GIVEN REQUEST 1 —
Copy these lines of the listing verbatim, starting at the line that contains "event-marker <box>192 256 200 264</box>" and stopping after the line that contains "tx-date: 27-JAN-2022 <box>96".

SOURCE PASSAGE —
[BEGIN]

"Grand Paris" begins at "Le Bourget"

Le Bourget airport is known internationally. However, it stands on land that has been too long forgotten by the public authorities – disfigured by motorways and pollution from the chemical industry. Yet, times are changing: several elected officials have been fighting to build new railway stations and an aeronautical cluster on and around the site. It seems there may be hope on the horizon. Everyone now agrees on the development of a Grand Paris economic centre for the aviation industry based at the airport and its museum.
The multifunctional station at Le Bourget and the architectural project’s vision. / DR

It is small. Some would say tiny. One of the smallest urban communities within the Metropolis: three communities and 90,000 citizens. The area is ugly and scarred. Lacerated by motorway and railway infrastructure throughout the entire zone. And it does not stop there. The whole area is polluted by trucks lined up on the RN2 (the old road to Flanders), and even more so by chemical industry containers heading to the landfills in Drancy. A community forgotten for decades by its elected communists - more concerned by their May Day festival than urban planning. However, as ugly and forgotten as it may be, this area certainly has great potential for economic development within the Parisian region. And it would seem that people are now starting to believe it. Its future is in its name: Le Bourget airport urban community. The airport itself is both its identity and its opportunity. And between the leading business airport in Europe and its upcoming three new Grand Paris railway stations, there is every reason to believe the area will reap the benefits of this new scheme.

[END]

MATERIAL FOR THIS TASK —

[BEGIN]

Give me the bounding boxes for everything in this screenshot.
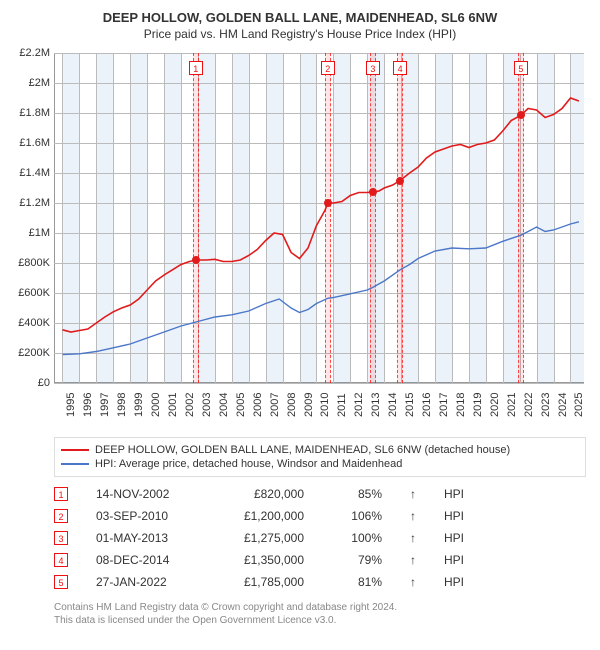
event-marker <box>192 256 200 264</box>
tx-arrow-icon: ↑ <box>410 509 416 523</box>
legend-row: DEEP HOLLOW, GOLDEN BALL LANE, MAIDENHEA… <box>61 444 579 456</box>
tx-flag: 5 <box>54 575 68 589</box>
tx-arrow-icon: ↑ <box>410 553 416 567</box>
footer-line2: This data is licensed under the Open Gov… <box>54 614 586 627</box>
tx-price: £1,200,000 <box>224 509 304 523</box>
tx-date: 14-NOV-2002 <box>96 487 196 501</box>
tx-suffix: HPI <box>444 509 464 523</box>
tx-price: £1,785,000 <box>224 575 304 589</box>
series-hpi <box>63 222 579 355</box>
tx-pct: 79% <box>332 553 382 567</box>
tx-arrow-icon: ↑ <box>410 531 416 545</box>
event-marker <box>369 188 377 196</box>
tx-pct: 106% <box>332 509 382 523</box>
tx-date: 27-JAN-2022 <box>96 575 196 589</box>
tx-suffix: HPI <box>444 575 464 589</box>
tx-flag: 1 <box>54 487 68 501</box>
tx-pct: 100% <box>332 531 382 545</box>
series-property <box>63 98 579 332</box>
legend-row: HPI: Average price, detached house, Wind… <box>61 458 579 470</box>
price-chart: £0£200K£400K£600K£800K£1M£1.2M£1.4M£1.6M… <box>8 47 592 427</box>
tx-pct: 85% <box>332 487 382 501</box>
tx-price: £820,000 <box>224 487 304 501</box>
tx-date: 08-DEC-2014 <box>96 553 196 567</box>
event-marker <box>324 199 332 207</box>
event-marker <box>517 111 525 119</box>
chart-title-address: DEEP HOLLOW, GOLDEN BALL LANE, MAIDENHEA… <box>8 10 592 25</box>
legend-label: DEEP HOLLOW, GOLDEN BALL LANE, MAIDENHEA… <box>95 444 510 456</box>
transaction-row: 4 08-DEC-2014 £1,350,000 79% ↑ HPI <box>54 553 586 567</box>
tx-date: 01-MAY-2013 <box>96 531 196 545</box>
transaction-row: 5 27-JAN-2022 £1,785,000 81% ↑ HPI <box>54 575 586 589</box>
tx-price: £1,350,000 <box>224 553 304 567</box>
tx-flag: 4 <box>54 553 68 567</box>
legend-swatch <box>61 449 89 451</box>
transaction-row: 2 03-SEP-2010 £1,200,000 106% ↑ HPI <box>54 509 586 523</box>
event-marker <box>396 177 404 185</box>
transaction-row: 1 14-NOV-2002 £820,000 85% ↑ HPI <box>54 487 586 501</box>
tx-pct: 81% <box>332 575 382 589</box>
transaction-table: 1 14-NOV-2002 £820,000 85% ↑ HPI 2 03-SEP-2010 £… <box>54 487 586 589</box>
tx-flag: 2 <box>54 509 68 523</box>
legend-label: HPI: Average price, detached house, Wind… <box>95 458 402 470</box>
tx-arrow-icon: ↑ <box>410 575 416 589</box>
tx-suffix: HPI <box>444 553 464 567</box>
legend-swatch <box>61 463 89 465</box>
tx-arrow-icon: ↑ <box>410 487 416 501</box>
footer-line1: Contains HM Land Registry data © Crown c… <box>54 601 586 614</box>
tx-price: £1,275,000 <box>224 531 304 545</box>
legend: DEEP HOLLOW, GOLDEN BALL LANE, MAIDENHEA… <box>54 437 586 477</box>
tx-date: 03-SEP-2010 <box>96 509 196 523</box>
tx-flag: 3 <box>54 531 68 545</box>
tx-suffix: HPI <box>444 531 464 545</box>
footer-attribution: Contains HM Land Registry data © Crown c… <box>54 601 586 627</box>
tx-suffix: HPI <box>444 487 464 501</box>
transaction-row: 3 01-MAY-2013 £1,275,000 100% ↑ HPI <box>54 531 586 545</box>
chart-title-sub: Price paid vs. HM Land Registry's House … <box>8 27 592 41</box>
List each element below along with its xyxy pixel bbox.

[END]

GIVEN REQUEST 2 —
In the passage on Le Bourget, why is there reason to believe the area will benefit from the Grand Paris scheme?

WRITTEN SOLUTION 1 —
event-marker <box>192 256 200 264</box>
tx-arrow-icon: ↑ <box>410 509 416 523</box>
legend-row: DEEP HOLLOW, GOLDEN BALL LANE, MAIDENHEA… <box>61 444 579 456</box>
tx-flag: 5 <box>54 575 68 589</box>
tx-arrow-icon: ↑ <box>410 553 416 567</box>
footer-line2: This data is licensed under the Open Gov… <box>54 614 586 627</box>
tx-price: £1,200,000 <box>224 509 304 523</box>
tx-date: 14-NOV-2002 <box>96 487 196 501</box>
tx-suffix: HPI <box>444 509 464 523</box>
tx-price: £1,785,000 <box>224 575 304 589</box>
series-hpi <box>63 222 579 355</box>
tx-pct: 79% <box>332 553 382 567</box>
tx-arrow-icon: ↑ <box>410 531 416 545</box>
event-marker <box>369 188 377 196</box>
tx-pct: 106% <box>332 509 382 523</box>
tx-date: 27-JAN-2022 <box>96 575 196 589</box>

WRITTEN SOLUTION 2 —
The area lies between the leading business airport in Europe and three upcoming Grand Paris railway stations. The passage presents the airport as both the area's identity and its opportunity.